--- Start Records shown ---

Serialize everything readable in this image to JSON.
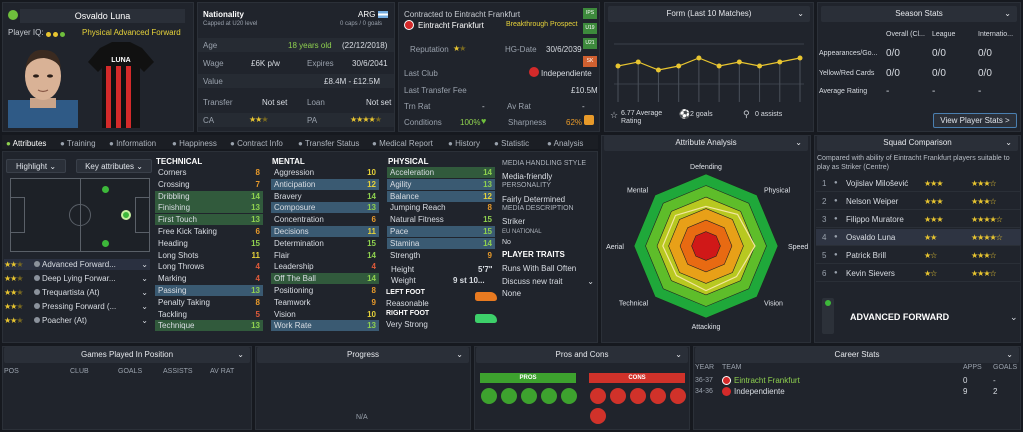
{
  "player": {
    "name": "Osvaldo Luna",
    "iq_label": "Player IQ:",
    "role": "Physical Advanced Forward",
    "kit_text": "LUNA"
  },
  "nationality": {
    "label": "Nationality",
    "country": "ARG",
    "sub": "Capped at U20 level",
    "caps": "0 caps / 0 goals"
  },
  "details": {
    "age_label": "Age",
    "age": "18 years old",
    "dob": "(22/12/2018)",
    "wage_label": "Wage",
    "wage": "£6K p/w",
    "expires_label": "Expires",
    "expires": "30/6/2041",
    "value_label": "Value",
    "value": "£8.4M - £12.5M",
    "transfer_label": "Transfer",
    "transfer": "Not set",
    "loan_label": "Loan",
    "loan": "Not set",
    "ca_label": "CA",
    "pa_label": "PA"
  },
  "contract": {
    "title": "Contracted to Eintracht Frankfurt",
    "club": "Eintracht Frankfurt",
    "tag": "Breakthrough Prospect",
    "side_badges": [
      "IPS",
      "U19",
      "U21",
      "SK"
    ],
    "reputation_label": "Reputation",
    "hg_label": "HG-Date",
    "hg_date": "30/6/2039",
    "last_club_label": "Last Club",
    "last_club": "Independiente",
    "fee_label": "Last Transfer Fee",
    "fee": "£10.5M",
    "trn_label": "Trn Rat",
    "trn": "-",
    "av_label": "Av Rat",
    "av": "-",
    "conditions_label": "Conditions",
    "conditions": "100%",
    "sharpness_label": "Sharpness",
    "sharpness": "62%"
  },
  "form": {
    "title": "Form (Last 10 Matches)",
    "avg": "6.77 Average Rating",
    "goals": "2 goals",
    "assists": "0 assists",
    "ratings": [
      6.7,
      6.8,
      6.6,
      6.7,
      6.9,
      6.7,
      6.8,
      6.7,
      6.8,
      6.9
    ]
  },
  "season": {
    "title": "Season Stats",
    "cols": [
      "Overall (Cl...",
      "League",
      "Internatio..."
    ],
    "rows": [
      {
        "label": "Appearances/Go...",
        "vals": [
          "0/0",
          "0/0",
          "0/0"
        ]
      },
      {
        "label": "Yellow/Red Cards",
        "vals": [
          "0/0",
          "0/0",
          "0/0"
        ]
      },
      {
        "label": "Average Rating",
        "vals": [
          "-",
          "-",
          "-"
        ]
      }
    ],
    "button": "View Player Stats >"
  },
  "tabs": [
    "Attributes",
    "Training",
    "Information",
    "Happiness",
    "Contract Info",
    "Transfer Status",
    "Medical Report",
    "History",
    "Statistic",
    "Analysis"
  ],
  "left": {
    "highlight": "Highlight",
    "key_attrs": "Key attributes",
    "roles": [
      {
        "name": "Advanced Forward...",
        "stars": 2
      },
      {
        "name": "Deep Lying Forwar...",
        "stars": 2
      },
      {
        "name": "Trequartista (At)",
        "stars": 2
      },
      {
        "name": "Pressing Forward (...",
        "stars": 2
      },
      {
        "name": "Poacher (At)",
        "stars": 2
      }
    ]
  },
  "technical": {
    "title": "TECHNICAL",
    "items": [
      {
        "n": "Corners",
        "v": "8"
      },
      {
        "n": "Crossing",
        "v": "7"
      },
      {
        "n": "Dribbling",
        "v": "14"
      },
      {
        "n": "Finishing",
        "v": "13"
      },
      {
        "n": "First Touch",
        "v": "13"
      },
      {
        "n": "Free Kick Taking",
        "v": "6"
      },
      {
        "n": "Heading",
        "v": "15"
      },
      {
        "n": "Long Shots",
        "v": "11"
      },
      {
        "n": "Long Throws",
        "v": "4"
      },
      {
        "n": "Marking",
        "v": "4"
      },
      {
        "n": "Passing",
        "v": "13"
      },
      {
        "n": "Penalty Taking",
        "v": "8"
      },
      {
        "n": "Tackling",
        "v": "5"
      },
      {
        "n": "Technique",
        "v": "13"
      }
    ]
  },
  "mental": {
    "title": "MENTAL",
    "items": [
      {
        "n": "Aggression",
        "v": "10"
      },
      {
        "n": "Anticipation",
        "v": "12"
      },
      {
        "n": "Bravery",
        "v": "14"
      },
      {
        "n": "Composure",
        "v": "13"
      },
      {
        "n": "Concentration",
        "v": "6"
      },
      {
        "n": "Decisions",
        "v": "11"
      },
      {
        "n": "Determination",
        "v": "15"
      },
      {
        "n": "Flair",
        "v": "14"
      },
      {
        "n": "Leadership",
        "v": "4"
      },
      {
        "n": "Off The Ball",
        "v": "14"
      },
      {
        "n": "Positioning",
        "v": "8"
      },
      {
        "n": "Teamwork",
        "v": "9"
      },
      {
        "n": "Vision",
        "v": "10"
      },
      {
        "n": "Work Rate",
        "v": "13"
      }
    ]
  },
  "physical": {
    "title": "PHYSICAL",
    "items": [
      {
        "n": "Acceleration",
        "v": "14"
      },
      {
        "n": "Agility",
        "v": "13"
      },
      {
        "n": "Balance",
        "v": "12"
      },
      {
        "n": "Jumping Reach",
        "v": "8"
      },
      {
        "n": "Natural Fitness",
        "v": "15"
      },
      {
        "n": "Pace",
        "v": "15"
      },
      {
        "n": "Stamina",
        "v": "14"
      },
      {
        "n": "Strength",
        "v": "9"
      }
    ],
    "height_label": "Height",
    "height": "5'7\"",
    "weight_label": "Weight",
    "weight": "9 st 10...",
    "left_foot_label": "LEFT FOOT",
    "left_foot": "Reasonable",
    "right_foot_label": "RIGHT FOOT",
    "right_foot": "Very Strong"
  },
  "media": {
    "style_label": "MEDIA HANDLING STYLE",
    "style": "Media-friendly",
    "personality_label": "PERSONALITY",
    "personality": "Fairly Determined",
    "desc_label": "MEDIA DESCRIPTION",
    "desc": "Striker",
    "eu_label": "EU NATIONAL",
    "eu": "No",
    "traits_label": "PLAYER TRAITS",
    "trait": "Runs With Ball Often",
    "discuss": "Discuss new trait",
    "none": "None"
  },
  "analysis": {
    "title": "Attribute Analysis",
    "axes": [
      "Defending",
      "Physical",
      "Speed",
      "Vision",
      "Attacking",
      "Technical",
      "Aerial",
      "Mental"
    ]
  },
  "squad": {
    "title": "Squad Comparison",
    "desc": "Compared with ability of Eintracht Frankfurt players suitable to play as Striker (Centre)",
    "players": [
      {
        "rank": "1",
        "name": "Vojislav Milošević",
        "ca": 3,
        "pa": 3.5
      },
      {
        "rank": "2",
        "name": "Nelson Weiper",
        "ca": 3,
        "pa": 3.5
      },
      {
        "rank": "3",
        "name": "Filippo Muratore",
        "ca": 3,
        "pa": 4.5
      },
      {
        "rank": "4",
        "name": "Osvaldo Luna",
        "ca": 2,
        "pa": 4.5
      },
      {
        "rank": "5",
        "name": "Patrick Brill",
        "ca": 1.5,
        "pa": 3.5
      },
      {
        "rank": "6",
        "name": "Kevin Sievers",
        "ca": 1.5,
        "pa": 3.5
      }
    ],
    "role": "ADVANCED FORWARD"
  },
  "bottom": {
    "games_title": "Games Played In Position",
    "games_cols": [
      "POS",
      "CLUB",
      "GOALS",
      "ASSISTS",
      "AV RAT"
    ],
    "progress_title": "Progress",
    "progress_value": "N/A",
    "pros_cons_title": "Pros and Cons",
    "pros_label": "PROS",
    "cons_label": "CONS",
    "career_title": "Career Stats",
    "career_cols": [
      "YEAR",
      "TEAM",
      "APPS",
      "GOALS"
    ],
    "career_rows": [
      {
        "year": "36-37",
        "team": "Eintracht Frankfurt",
        "apps": "0",
        "goals": "-"
      },
      {
        "year": "34-36",
        "team": "Independiente",
        "apps": "9",
        "goals": "2"
      }
    ]
  },
  "colors": {
    "accent": "#8fd14f",
    "star": "#e8c530",
    "highlight": "#3a5a72",
    "pros": "#3da22e",
    "cons": "#d0322a"
  }
}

--- End Records shown ---

[Stated task] Locate the string "Striker" in the listing above and copy every line where it occurs.

[Exercise answer]
    "desc": "Striker",
    "desc": "Compared with ability of Eintracht Frankfurt players suitable to play as Striker (Centre)",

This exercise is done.